— start RECORDS TO PROCESS —

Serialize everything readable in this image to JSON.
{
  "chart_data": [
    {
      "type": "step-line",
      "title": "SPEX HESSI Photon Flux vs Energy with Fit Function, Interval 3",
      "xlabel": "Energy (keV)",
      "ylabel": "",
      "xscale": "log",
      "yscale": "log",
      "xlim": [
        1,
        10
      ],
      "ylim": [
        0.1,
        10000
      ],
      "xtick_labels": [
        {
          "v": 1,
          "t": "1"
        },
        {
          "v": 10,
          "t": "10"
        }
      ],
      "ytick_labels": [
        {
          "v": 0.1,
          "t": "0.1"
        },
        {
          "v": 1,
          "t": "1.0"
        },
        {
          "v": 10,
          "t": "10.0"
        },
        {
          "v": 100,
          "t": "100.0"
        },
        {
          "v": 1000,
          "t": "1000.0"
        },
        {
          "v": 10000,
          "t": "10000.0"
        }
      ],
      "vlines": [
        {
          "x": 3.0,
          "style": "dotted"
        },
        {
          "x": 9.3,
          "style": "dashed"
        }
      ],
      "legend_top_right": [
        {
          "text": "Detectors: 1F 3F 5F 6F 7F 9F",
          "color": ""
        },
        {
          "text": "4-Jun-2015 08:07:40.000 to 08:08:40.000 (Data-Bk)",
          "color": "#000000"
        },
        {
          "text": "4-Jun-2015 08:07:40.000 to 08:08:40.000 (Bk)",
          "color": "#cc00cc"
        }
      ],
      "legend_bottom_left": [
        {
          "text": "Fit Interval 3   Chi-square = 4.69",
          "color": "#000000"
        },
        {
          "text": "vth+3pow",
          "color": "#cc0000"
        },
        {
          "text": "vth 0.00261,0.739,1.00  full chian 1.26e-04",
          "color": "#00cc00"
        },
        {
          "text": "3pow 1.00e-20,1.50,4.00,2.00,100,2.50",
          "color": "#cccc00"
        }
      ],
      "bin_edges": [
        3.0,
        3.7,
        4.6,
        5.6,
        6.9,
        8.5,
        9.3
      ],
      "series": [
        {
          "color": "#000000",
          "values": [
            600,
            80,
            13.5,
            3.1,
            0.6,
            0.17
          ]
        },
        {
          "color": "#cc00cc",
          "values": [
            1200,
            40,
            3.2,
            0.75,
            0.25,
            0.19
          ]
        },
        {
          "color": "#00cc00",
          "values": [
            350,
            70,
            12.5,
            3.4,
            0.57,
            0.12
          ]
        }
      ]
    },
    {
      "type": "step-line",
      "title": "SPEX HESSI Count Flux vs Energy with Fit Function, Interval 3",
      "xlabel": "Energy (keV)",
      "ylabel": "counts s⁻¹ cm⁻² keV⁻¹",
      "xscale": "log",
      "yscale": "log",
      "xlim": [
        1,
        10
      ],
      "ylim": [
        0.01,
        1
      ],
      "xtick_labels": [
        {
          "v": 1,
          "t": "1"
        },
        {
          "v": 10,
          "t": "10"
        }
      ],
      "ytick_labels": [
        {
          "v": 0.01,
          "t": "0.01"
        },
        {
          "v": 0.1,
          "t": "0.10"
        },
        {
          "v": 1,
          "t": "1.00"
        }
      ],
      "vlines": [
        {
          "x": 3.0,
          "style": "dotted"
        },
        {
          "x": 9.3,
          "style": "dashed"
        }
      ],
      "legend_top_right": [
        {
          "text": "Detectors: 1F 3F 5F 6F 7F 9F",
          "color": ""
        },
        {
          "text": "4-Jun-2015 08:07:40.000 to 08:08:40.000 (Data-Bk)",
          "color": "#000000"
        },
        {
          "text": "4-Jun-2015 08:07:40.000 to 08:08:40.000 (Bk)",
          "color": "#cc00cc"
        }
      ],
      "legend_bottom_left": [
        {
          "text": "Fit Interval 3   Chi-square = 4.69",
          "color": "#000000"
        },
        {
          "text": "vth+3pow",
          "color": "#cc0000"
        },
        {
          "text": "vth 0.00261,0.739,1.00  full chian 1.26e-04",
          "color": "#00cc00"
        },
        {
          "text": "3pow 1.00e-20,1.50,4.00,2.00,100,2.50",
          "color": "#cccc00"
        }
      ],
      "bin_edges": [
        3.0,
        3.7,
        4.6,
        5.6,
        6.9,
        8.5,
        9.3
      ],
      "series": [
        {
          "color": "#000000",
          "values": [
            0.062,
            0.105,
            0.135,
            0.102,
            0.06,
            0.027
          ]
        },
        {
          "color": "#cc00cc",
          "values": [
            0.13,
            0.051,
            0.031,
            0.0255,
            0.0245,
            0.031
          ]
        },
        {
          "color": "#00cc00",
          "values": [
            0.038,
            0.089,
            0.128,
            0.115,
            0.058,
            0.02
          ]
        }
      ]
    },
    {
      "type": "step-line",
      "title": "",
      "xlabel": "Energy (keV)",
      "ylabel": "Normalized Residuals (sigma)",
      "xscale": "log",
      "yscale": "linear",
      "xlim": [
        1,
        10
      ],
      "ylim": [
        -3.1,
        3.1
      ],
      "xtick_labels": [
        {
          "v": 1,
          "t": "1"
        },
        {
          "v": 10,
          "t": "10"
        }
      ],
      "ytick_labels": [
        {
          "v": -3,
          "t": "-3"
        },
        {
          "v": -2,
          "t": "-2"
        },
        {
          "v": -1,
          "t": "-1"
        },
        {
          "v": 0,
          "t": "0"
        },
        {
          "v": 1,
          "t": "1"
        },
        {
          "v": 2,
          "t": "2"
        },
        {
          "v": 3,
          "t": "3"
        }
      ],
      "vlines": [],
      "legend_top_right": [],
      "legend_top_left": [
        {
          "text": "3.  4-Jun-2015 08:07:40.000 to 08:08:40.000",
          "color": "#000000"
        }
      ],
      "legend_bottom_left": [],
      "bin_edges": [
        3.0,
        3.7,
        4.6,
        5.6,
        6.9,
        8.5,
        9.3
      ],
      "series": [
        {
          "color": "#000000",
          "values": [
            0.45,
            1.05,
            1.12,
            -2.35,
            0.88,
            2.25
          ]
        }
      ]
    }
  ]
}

— end RECORDS TO PROCESS —

*WHAT THIS TASK INVOLVES*
Please restate the whole listing word for word.

*RESULT OF THE TASK*
Serialize everything readable in this image to JSON.
{
  "chart_data": [
    {
      "type": "step-line",
      "title": "SPEX HESSI Photon Flux vs Energy with Fit Function, Interval 3",
      "xlabel": "Energy (keV)",
      "ylabel": "",
      "xscale": "log",
      "yscale": "log",
      "xlim": [
        1,
        10
      ],
      "ylim": [
        0.1,
        10000
      ],
      "xtick_labels": [
        {
          "v": 1,
          "t": "1"
        },
        {
          "v": 10,
          "t": "10"
        }
      ],
      "ytick_labels": [
        {
          "v": 0.1,
          "t": "0.1"
        },
        {
          "v": 1,
          "t": "1.0"
        },
        {
          "v": 10,
          "t": "10.0"
        },
        {
          "v": 100,
          "t": "100.0"
        },
        {
          "v": 1000,
          "t": "1000.0"
        },
        {
          "v": 10000,
          "t": "10000.0"
        }
      ],
      "vlines": [
        {
          "x": 3.0,
          "style": "dotted"
        },
        {
          "x": 9.3,
          "style": "dashed"
        }
      ],
      "legend_top_right": [
        {
          "text": "Detectors: 1F 3F 5F 6F 7F 9F",
          "color": ""
        },
        {
          "text": "4-Jun-2015 08:07:40.000 to 08:08:40.000 (Data-Bk)",
          "color": "#000000"
        },
        {
          "text": "4-Jun-2015 08:07:40.000 to 08:08:40.000 (Bk)",
          "color": "#cc00cc"
        }
      ],
      "legend_bottom_left": [
        {
          "text": "Fit Interval 3   Chi-square = 4.69",
          "color": "#000000"
        },
        {
          "text": "vth+3pow",
          "color": "#cc0000"
        },
        {
          "text": "vth 0.00261,0.739,1.00  full chian 1.26e-04",
          "color": "#00cc00"
        },
        {
          "text": "3pow 1.00e-20,1.50,4.00,2.00,100,2.50",
          "color": "#cccc00"
        }
      ],
      "bin_edges": [
        3.0,
        3.7,
        4.6,
        5.6,
        6.9,
        8.5,
        9.3
      ],
      "series": [
        {
          "color": "#000000",
          "values": [
            600,
            80,
            13.5,
            3.1,
            0.6,
            0.17
          ]
        },
        {
          "color": "#cc00cc",
          "values": [
            1200,
            40,
            3.2,
            0.75,
            0.25,
            0.19
          ]
        },
        {
          "color": "#00cc00",
          "values": [
            350,
            70,
            12.5,
            3.4,
            0.57,
            0.12
          ]
        }
      ]
    },
    {
      "type": "step-line",
      "title": "SPEX HESSI Count Flux vs Energy with Fit Function, Interval 3",
      "xlabel": "Energy (keV)",
      "ylabel": "counts s⁻¹ cm⁻² keV⁻¹",
      "xscale": "log",
      "yscale": "log",
      "xlim": [
        1,
        10
      ],
      "ylim": [
        0.01,
        1
      ],
      "xtick_labels": [
        {
          "v": 1,
          "t": "1"
        },
        {
          "v": 10,
          "t": "10"
        }
      ],
      "ytick_labels": [
        {
          "v": 0.01,
          "t": "0.01"
        },
        {
          "v": 0.1,
          "t": "0.10"
        },
        {
          "v": 1,
          "t": "1.00"
        }
      ],
      "vlines": [
        {
          "x": 3.0,
          "style": "dotted"
        },
        {
          "x": 9.3,
          "style": "dashed"
        }
      ],
      "legend_top_right": [
        {
          "text": "Detectors: 1F 3F 5F 6F 7F 9F",
          "color": ""
        },
        {
          "text": "4-Jun-2015 08:07:40.000 to 08:08:40.000 (Data-Bk)",
          "color": "#000000"
        },
        {
          "text": "4-Jun-2015 08:07:40.000 to 08:08:40.000 (Bk)",
          "color": "#cc00cc"
        }
      ],
      "legend_bottom_left": [
        {
          "text": "Fit Interval 3   Chi-square = 4.69",
          "color": "#000000"
        },
        {
          "text": "vth+3pow",
          "color": "#cc0000"
        },
        {
          "text": "vth 0.00261,0.739,1.00  full chian 1.26e-04",
          "color": "#00cc00"
        },
        {
          "text": "3pow 1.00e-20,1.50,4.00,2.00,100,2.50",
          "color": "#cccc00"
        }
      ],
      "bin_edges": [
        3.0,
        3.7,
        4.6,
        5.6,
        6.9,
        8.5,
        9.3
      ],
      "series": [
        {
          "color": "#000000",
          "values": [
            0.062,
            0.105,
            0.135,
            0.102,
            0.06,
            0.027
          ]
        },
        {
          "color": "#cc00cc",
          "values": [
            0.13,
            0.051,
            0.031,
            0.0255,
            0.0245,
            0.031
          ]
        },
        {
          "color": "#00cc00",
          "values": [
            0.038,
            0.089,
            0.128,
            0.115,
            0.058,
            0.02
          ]
        }
      ]
    },
    {
      "type": "step-line",
      "title": "",
      "xlabel": "Energy (keV)",
      "ylabel": "Normalized Residuals (sigma)",
      "xscale": "log",
      "yscale": "linear",
      "xlim": [
        1,
        10
      ],
      "ylim": [
        -3.1,
        3.1
      ],
      "xtick_labels": [
        {
          "v": 1,
          "t": "1"
        },
        {
          "v": 10,
          "t": "10"
        }
      ],
      "ytick_labels": [
        {
          "v": -3,
          "t": "-3"
        },
        {
          "v": -2,
          "t": "-2"
        },
        {
          "v": -1,
          "t": "-1"
        },
        {
          "v": 0,
          "t": "0"
        },
        {
          "v": 1,
          "t": "1"
        },
        {
          "v": 2,
          "t": "2"
        },
        {
          "v": 3,
          "t": "3"
        }
      ],
      "vlines": [],
      "legend_top_right": [],
      "legend_top_left": [
        {
          "text": "3.  4-Jun-2015 08:07:40.000 to 08:08:40.000",
          "color": "#000000"
        }
      ],
      "legend_bottom_left": [],
      "bin_edges": [
        3.0,
        3.7,
        4.6,
        5.6,
        6.9,
        8.5,
        9.3
      ],
      "series": [
        {
          "color": "#000000",
          "values": [
            0.45,
            1.05,
            1.12,
            -2.35,
            0.88,
            2.25
          ]
        }
      ]
    }
  ]
}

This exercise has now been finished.